* [Stated problem] State only the number of lines that include "hazard".

═══ Records to process ═══

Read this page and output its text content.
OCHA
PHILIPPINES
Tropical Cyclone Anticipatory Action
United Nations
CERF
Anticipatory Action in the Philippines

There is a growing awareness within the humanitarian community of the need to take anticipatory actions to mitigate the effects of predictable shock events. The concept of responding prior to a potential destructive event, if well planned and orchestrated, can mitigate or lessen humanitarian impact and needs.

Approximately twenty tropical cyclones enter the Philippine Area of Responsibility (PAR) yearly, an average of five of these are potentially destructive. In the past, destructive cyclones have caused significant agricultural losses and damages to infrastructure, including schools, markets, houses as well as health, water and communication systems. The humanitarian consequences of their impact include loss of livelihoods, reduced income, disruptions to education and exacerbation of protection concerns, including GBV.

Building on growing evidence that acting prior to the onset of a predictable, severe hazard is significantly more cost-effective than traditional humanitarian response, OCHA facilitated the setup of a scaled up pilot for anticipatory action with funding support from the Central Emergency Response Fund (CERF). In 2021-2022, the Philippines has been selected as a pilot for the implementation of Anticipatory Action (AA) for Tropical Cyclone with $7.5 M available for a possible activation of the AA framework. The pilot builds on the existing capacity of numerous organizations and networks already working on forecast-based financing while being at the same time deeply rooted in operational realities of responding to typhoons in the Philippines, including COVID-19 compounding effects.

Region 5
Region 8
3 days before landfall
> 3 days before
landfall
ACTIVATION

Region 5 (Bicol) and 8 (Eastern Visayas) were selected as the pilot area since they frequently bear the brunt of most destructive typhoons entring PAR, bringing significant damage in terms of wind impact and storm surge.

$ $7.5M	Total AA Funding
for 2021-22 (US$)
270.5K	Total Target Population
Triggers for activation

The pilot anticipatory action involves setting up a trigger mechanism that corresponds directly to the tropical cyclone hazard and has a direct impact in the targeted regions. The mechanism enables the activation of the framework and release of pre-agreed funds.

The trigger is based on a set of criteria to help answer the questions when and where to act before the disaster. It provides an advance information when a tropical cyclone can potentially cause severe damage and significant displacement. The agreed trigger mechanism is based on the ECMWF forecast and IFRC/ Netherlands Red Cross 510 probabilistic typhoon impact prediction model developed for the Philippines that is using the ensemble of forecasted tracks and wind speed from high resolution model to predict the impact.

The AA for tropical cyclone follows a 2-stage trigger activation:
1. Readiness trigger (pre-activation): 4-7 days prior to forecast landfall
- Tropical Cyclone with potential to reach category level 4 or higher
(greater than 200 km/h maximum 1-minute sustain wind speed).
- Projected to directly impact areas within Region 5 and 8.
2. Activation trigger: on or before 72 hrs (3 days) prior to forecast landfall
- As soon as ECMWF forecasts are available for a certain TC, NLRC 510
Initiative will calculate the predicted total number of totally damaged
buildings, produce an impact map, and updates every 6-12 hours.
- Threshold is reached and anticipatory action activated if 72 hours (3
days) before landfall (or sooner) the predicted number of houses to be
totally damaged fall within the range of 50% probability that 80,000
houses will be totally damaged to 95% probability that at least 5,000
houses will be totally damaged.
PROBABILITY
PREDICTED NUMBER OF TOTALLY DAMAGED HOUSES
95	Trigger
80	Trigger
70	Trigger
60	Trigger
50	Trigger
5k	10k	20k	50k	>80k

═══

* [The output] 2